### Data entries

## start

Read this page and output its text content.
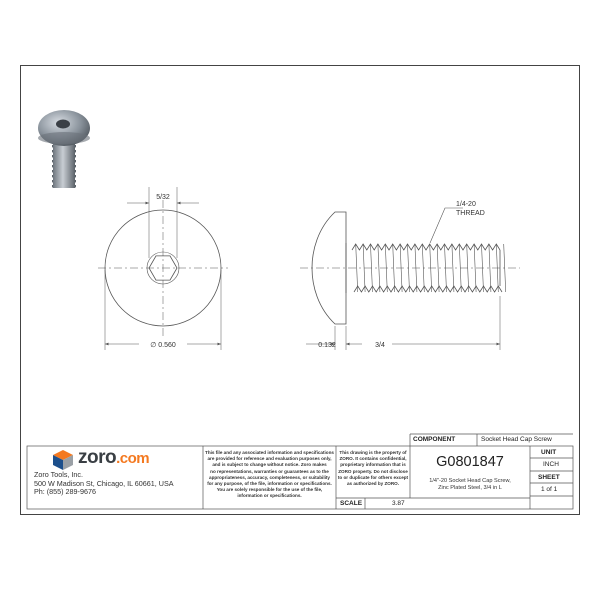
5/32
∅ 0.560	3/4
0.132
1/4-20
THREAD
zoro.com
Zoro Tools, Inc.
500 W Madison St, Chicago, IL 60661, USA
Ph: (855) 289-9676
This file and any associated information and specifications
are provided for reference and evaluation purposes only,
and is subject to change without notice. Zoro makes
no representations, warranties or guarantees as to the
appropriateness, accuracy, completeness, or suitability
for any purpose, of the file, information or specifications.
You are solely responsible for the use of the file,
information or specifications.
This drawing is the property of
ZORO. It contains confidential,
proprietary information that is
ZORO property. Do not disclose
to or duplicate for others except
as authorized by ZORO.
COMPONENT	Socket Head Cap Screw
G0801847
1/4"-20 Socket Head Cap Screw,
Zinc Plated Steel, 3/4 in L
SCALE	3.87
UNIT
INCH
SHEET
1 of 1
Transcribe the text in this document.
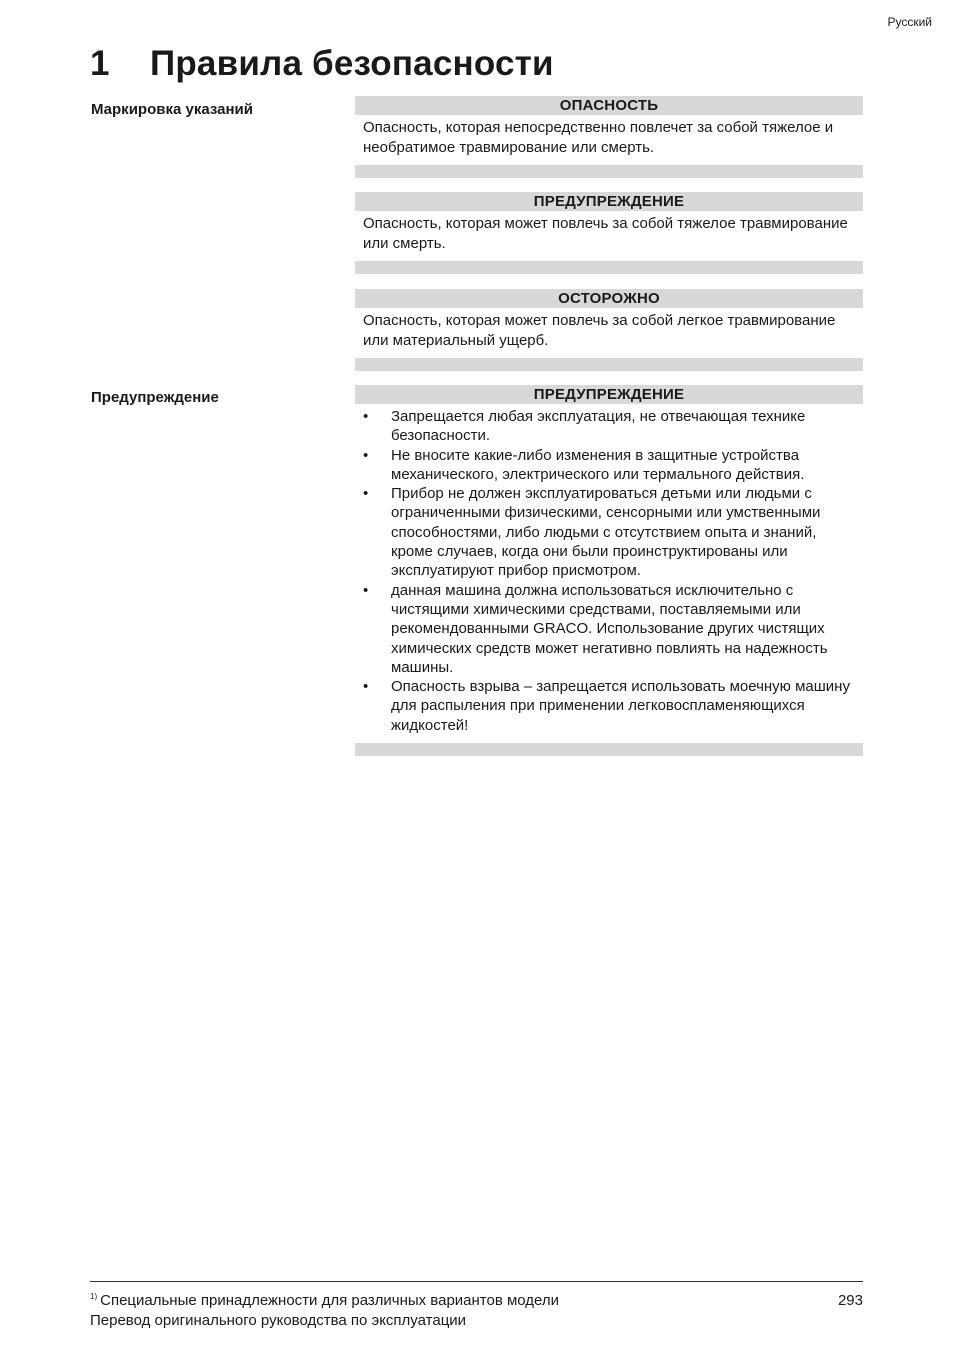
Русский
1 Правила безопасности
Маркировка указаний	ОПАСНОСТЬ
Опасность, которая непосредственно повлечет за собой тяжелое и необратимое травмирование или смерть.
ПРЕДУПРЕЖДЕНИЕ
Опасность, которая может повлечь за собой тяжелое травмирование или смерть.
ОСТОРОЖНО
Опасность, которая может повлечь за собой легкое травмирование или материальный ущерб.
Предупреждение	ПРЕДУПРЕЖДЕНИЕ
• Запрещается любая эксплуатация, не отвечающая технике безопасности.
• Не вносите какие-либо изменения в защитные устройства механического, электрического или термального действия.
• Прибор не должен эксплуатироваться детьми или людьми с ограниченными физическими, сенсорными или умственными способностями, либо людьми с отсутствием опыта и знаний, кроме случаев, когда они были проинструктированы или эксплуатируют прибор присмотром.
• данная машина должна использоваться исключительно с чистящими химическими средствами, поставляемыми или рекомендованными GRACO. Использование других чистящих химических средств может негативно повлиять на надежность машины.
• Опасность взрыва – запрещается использовать моечную машину для распыления при применении легковоспламеняющихся жидкостей!
$^{1)}$ Специальные принадлежности для различных вариантов модели	293
Перевод оригинального руководства по эксплуатации
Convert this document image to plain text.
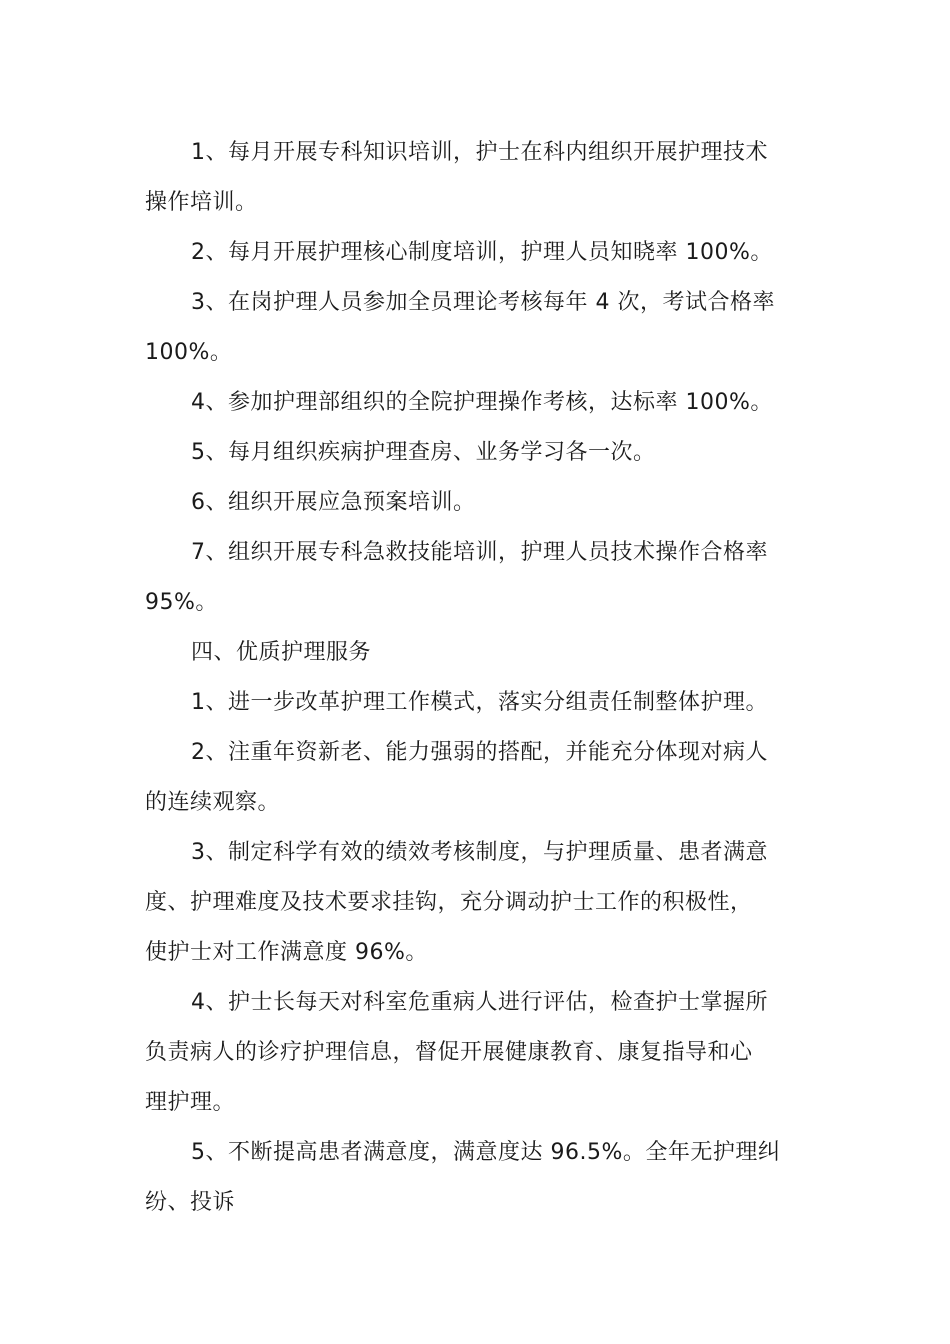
1、每月开展专科知识培训，护士在科内组织开展护理技术
操作培训。
2、每月开展护理核心制度培训，护理人员知晓率 100%。
3、在岗护理人员参加全员理论考核每年 4 次，考试合格率
100%。
4、参加护理部组织的全院护理操作考核，达标率 100%。
5、每月组织疾病护理查房、业务学习各一次。
6、组织开展应急预案培训。
7、组织开展专科急救技能培训，护理人员技术操作合格率
95%。
四、优质护理服务
1、进一步改革护理工作模式，落实分组责任制整体护理。
2、注重年资新老、能力强弱的搭配，并能充分体现对病人
的连续观察。
3、制定科学有效的绩效考核制度，与护理质量、患者满意
度、护理难度及技术要求挂钩，充分调动护士工作的积极性，
使护士对工作满意度 96%。
4、护士长每天对科室危重病人进行评估，检查护士掌握所
负责病人的诊疗护理信息，督促开展健康教育、康复指导和心
理护理。
5、不断提高患者满意度，满意度达 96.5%。全年无护理纠
纷、投诉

## end

### THE REQUEST
Copy every line above word for word and exclude the pictures.

### ANSWER TO THIS EXERCISE
Read this page and output its text content.
5/32
∅ 0.560	3/4
0.132
1/4-20
THREAD
zoro.com
Zoro Tools, Inc.
500 W Madison St, Chicago, IL 60661, USA
Ph: (855) 289-9676
This file and any associated information and specifications
are provided for reference and evaluation purposes only,
and is subject to change without notice. Zoro makes
no representations, warranties or guarantees as to the
appropriateness, accuracy, completeness, or suitability
for any purpose, of the file, information or specifications.
You are solely responsible for the use of the file,
information or specifications.
This drawing is the property of
ZORO. It contains confidential,
proprietary information that is
ZORO property. Do not disclose
to or duplicate for others except
as authorized by ZORO.
COMPONENT	Socket Head Cap Screw
G0801847
1/4"-20 Socket Head Cap Screw,
Zinc Plated Steel, 3/4 in L
SCALE	3.87
UNIT
INCH
SHEET
1 of 1
Transcribe the text in this document.
Русский
1 Правила безопасности
Маркировка указаний	ОПАСНОСТЬ
Опасность, которая непосредственно повлечет за собой тяжелое и необратимое травмирование или смерть.
ПРЕДУПРЕЖДЕНИЕ
Опасность, которая может повлечь за собой тяжелое травмирование или смерть.
ОСТОРОЖНО
Опасность, которая может повлечь за собой легкое травмирование или материальный ущерб.
Предупреждение	ПРЕДУПРЕЖДЕНИЕ
• Запрещается любая эксплуатация, не отвечающая технике безопасности.
• Не вносите какие-либо изменения в защитные устройства механического, электрического или термального действия.
• Прибор не должен эксплуатироваться детьми или людьми с ограниченными физическими, сенсорными или умственными способностями, либо людьми с отсутствием опыта и знаний, кроме случаев, когда они были проинструктированы или эксплуатируют прибор присмотром.
• данная машина должна использоваться исключительно с чистящими химическими средствами, поставляемыми или рекомендованными GRACO. Использование других чистящих химических средств может негативно повлиять на надежность машины.
• Опасность взрыва – запрещается использовать моечную машину для распыления при применении легковоспламеняющихся жидкостей!
$^{1)}$ Специальные принадлежности для различных вариантов модели	293
Перевод оригинального руководства по эксплуатации
Convert this document image to plain text.
1、每月开展专科知识培训，护士在科内组织开展护理技术
操作培训。
2、每月开展护理核心制度培训，护理人员知晓率 100%。
3、在岗护理人员参加全员理论考核每年 4 次，考试合格率
100%。
4、参加护理部组织的全院护理操作考核，达标率 100%。
5、每月组织疾病护理查房、业务学习各一次。
6、组织开展应急预案培训。
7、组织开展专科急救技能培训，护理人员技术操作合格率
95%。
四、优质护理服务
1、进一步改革护理工作模式，落实分组责任制整体护理。
2、注重年资新老、能力强弱的搭配，并能充分体现对病人
的连续观察。
3、制定科学有效的绩效考核制度，与护理质量、患者满意
度、护理难度及技术要求挂钩，充分调动护士工作的积极性，
使护士对工作满意度 96%。
4、护士长每天对科室危重病人进行评估，检查护士掌握所
负责病人的诊疗护理信息，督促开展健康教育、康复指导和心
理护理。
5、不断提高患者满意度，满意度达 96.5%。全年无护理纠
纷、投诉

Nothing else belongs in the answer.